ABOUT THIS EXERCISE
Without omitting anything, retype the data that follows.

DATA PROVIDED
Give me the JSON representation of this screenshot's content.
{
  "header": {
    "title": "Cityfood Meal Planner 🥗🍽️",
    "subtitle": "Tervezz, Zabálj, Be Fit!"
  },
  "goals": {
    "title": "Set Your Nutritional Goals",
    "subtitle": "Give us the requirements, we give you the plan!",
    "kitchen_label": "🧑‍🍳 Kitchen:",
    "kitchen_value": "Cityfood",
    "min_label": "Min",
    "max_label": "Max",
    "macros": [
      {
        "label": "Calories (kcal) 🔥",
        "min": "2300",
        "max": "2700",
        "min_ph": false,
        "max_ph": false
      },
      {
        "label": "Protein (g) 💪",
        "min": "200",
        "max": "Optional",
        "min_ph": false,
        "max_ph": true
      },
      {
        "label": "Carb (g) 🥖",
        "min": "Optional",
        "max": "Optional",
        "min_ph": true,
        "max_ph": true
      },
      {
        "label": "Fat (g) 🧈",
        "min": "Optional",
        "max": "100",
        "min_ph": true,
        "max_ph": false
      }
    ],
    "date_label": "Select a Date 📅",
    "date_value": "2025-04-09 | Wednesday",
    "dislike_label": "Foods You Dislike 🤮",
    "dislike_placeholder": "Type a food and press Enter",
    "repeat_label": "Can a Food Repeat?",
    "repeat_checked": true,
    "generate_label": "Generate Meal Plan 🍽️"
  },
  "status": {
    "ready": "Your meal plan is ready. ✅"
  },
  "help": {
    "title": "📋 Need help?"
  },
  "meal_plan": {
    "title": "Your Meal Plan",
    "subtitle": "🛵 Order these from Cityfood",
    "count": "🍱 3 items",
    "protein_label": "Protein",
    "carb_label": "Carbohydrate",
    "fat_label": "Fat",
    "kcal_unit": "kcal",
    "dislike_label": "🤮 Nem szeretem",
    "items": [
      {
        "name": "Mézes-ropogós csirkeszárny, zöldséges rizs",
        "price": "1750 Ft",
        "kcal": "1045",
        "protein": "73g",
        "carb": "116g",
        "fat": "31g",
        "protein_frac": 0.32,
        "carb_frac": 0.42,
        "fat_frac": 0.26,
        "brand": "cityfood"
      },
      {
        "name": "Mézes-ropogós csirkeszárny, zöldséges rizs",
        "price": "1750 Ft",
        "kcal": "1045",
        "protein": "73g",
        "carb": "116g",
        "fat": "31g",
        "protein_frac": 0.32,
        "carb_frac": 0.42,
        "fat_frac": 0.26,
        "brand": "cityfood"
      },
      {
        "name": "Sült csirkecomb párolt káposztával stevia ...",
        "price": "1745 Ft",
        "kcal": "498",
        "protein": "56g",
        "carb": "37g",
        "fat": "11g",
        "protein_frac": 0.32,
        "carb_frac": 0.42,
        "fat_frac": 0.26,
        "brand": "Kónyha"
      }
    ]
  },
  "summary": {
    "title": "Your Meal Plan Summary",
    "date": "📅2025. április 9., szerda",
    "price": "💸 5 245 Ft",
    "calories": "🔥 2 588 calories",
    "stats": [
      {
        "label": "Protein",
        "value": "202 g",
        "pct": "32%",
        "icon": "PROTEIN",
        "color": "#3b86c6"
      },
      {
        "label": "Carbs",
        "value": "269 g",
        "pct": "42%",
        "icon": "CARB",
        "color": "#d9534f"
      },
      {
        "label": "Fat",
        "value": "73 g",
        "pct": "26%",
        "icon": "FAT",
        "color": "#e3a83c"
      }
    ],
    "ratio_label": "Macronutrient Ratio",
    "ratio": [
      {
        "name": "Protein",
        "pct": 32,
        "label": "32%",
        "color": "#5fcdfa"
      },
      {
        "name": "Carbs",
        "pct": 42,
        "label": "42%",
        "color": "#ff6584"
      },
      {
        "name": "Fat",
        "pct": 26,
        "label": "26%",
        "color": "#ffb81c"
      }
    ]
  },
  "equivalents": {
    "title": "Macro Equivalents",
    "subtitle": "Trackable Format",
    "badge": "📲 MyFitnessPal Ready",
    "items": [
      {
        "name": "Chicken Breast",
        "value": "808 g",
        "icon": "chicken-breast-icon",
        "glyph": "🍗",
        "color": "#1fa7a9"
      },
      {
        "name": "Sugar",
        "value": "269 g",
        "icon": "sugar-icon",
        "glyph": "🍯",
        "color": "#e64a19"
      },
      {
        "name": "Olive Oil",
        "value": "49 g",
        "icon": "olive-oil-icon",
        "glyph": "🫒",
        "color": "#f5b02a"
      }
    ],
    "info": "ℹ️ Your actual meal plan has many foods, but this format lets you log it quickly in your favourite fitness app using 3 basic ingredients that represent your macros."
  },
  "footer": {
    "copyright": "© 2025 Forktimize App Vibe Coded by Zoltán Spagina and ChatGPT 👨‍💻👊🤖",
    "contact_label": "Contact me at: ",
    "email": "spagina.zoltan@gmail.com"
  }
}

YOUR RESPONSE
Give me the JSON representation of this screenshot's content.
{
  "header": {
    "title": "Cityfood Meal Planner 🥗🍽️",
    "subtitle": "Tervezz, Zabálj, Be Fit!"
  },
  "goals": {
    "title": "Set Your Nutritional Goals",
    "subtitle": "Give us the requirements, we give you the plan!",
    "kitchen_label": "🧑‍🍳 Kitchen:",
    "kitchen_value": "Cityfood",
    "min_label": "Min",
    "max_label": "Max",
    "macros": [
      {
        "label": "Calories (kcal) 🔥",
        "min": "2300",
        "max": "2700",
        "min_ph": false,
        "max_ph": false
      },
      {
        "label": "Protein (g) 💪",
        "min": "200",
        "max": "Optional",
        "min_ph": false,
        "max_ph": true
      },
      {
        "label": "Carb (g) 🥖",
        "min": "Optional",
        "max": "Optional",
        "min_ph": true,
        "max_ph": true
      },
      {
        "label": "Fat (g) 🧈",
        "min": "Optional",
        "max": "100",
        "min_ph": true,
        "max_ph": false
      }
    ],
    "date_label": "Select a Date 📅",
    "date_value": "2025-04-09 | Wednesday",
    "dislike_label": "Foods You Dislike 🤮",
    "dislike_placeholder": "Type a food and press Enter",
    "repeat_label": "Can a Food Repeat?",
    "repeat_checked": true,
    "generate_label": "Generate Meal Plan 🍽️"
  },
  "status": {
    "ready": "Your meal plan is ready. ✅"
  },
  "help": {
    "title": "📋 Need help?"
  },
  "meal_plan": {
    "title": "Your Meal Plan",
    "subtitle": "🛵 Order these from Cityfood",
    "count": "🍱 3 items",
    "protein_label": "Protein",
    "carb_label": "Carbohydrate",
    "fat_label": "Fat",
    "kcal_unit": "kcal",
    "dislike_label": "🤮 Nem szeretem",
    "items": [
      {
        "name": "Mézes-ropogós csirkeszárny, zöldséges rizs",
        "price": "1750 Ft",
        "kcal": "1045",
        "protein": "73g",
        "carb": "116g",
        "fat": "31g",
        "protein_frac": 0.32,
        "carb_frac": 0.42,
        "fat_frac": 0.26,
        "brand": "cityfood"
      },
      {
        "name": "Mézes-ropogós csirkeszárny, zöldséges rizs",
        "price": "1750 Ft",
        "kcal": "1045",
        "protein": "73g",
        "carb": "116g",
        "fat": "31g",
        "protein_frac": 0.32,
        "carb_frac": 0.42,
        "fat_frac": 0.26,
        "brand": "cityfood"
      },
      {
        "name": "Sült csirkecomb párolt káposztával stevia ...",
        "price": "1745 Ft",
        "kcal": "498",
        "protein": "56g",
        "carb": "37g",
        "fat": "11g",
        "protein_frac": 0.32,
        "carb_frac": 0.42,
        "fat_frac": 0.26,
        "brand": "Kónyha"
      }
    ]
  },
  "summary": {
    "title": "Your Meal Plan Summary",
    "date": "📅2025. április 9., szerda",
    "price": "💸 5 245 Ft",
    "calories": "🔥 2 588 calories",
    "stats": [
      {
        "label": "Protein",
        "value": "202 g",
        "pct": "32%",
        "icon": "PROTEIN",
        "color": "#3b86c6"
      },
      {
        "label": "Carbs",
        "value": "269 g",
        "pct": "42%",
        "icon": "CARB",
        "color": "#d9534f"
      },
      {
        "label": "Fat",
        "value": "73 g",
        "pct": "26%",
        "icon": "FAT",
        "color": "#e3a83c"
      }
    ],
    "ratio_label": "Macronutrient Ratio",
    "ratio": [
      {
        "name": "Protein",
        "pct": 32,
        "label": "32%",
        "color": "#5fcdfa"
      },
      {
        "name": "Carbs",
        "pct": 42,
        "label": "42%",
        "color": "#ff6584"
      },
      {
        "name": "Fat",
        "pct": 26,
        "label": "26%",
        "color": "#ffb81c"
      }
    ]
  },
  "equivalents": {
    "title": "Macro Equivalents",
    "subtitle": "Trackable Format",
    "badge": "📲 MyFitnessPal Ready",
    "items": [
      {
        "name": "Chicken Breast",
        "value": "808 g",
        "icon": "chicken-breast-icon",
        "glyph": "🍗",
        "color": "#1fa7a9"
      },
      {
        "name": "Sugar",
        "value": "269 g",
        "icon": "sugar-icon",
        "glyph": "🍯",
        "color": "#e64a19"
      },
      {
        "name": "Olive Oil",
        "value": "49 g",
        "icon": "olive-oil-icon",
        "glyph": "🫒",
        "color": "#f5b02a"
      }
    ],
    "info": "ℹ️ Your actual meal plan has many foods, but this format lets you log it quickly in your favourite fitness app using 3 basic ingredients that represent your macros."
  },
  "footer": {
    "copyright": "© 2025 Forktimize App Vibe Coded by Zoltán Spagina and ChatGPT 👨‍💻👊🤖",
    "contact_label": "Contact me at: ",
    "email": "spagina.zoltan@gmail.com"
  }
}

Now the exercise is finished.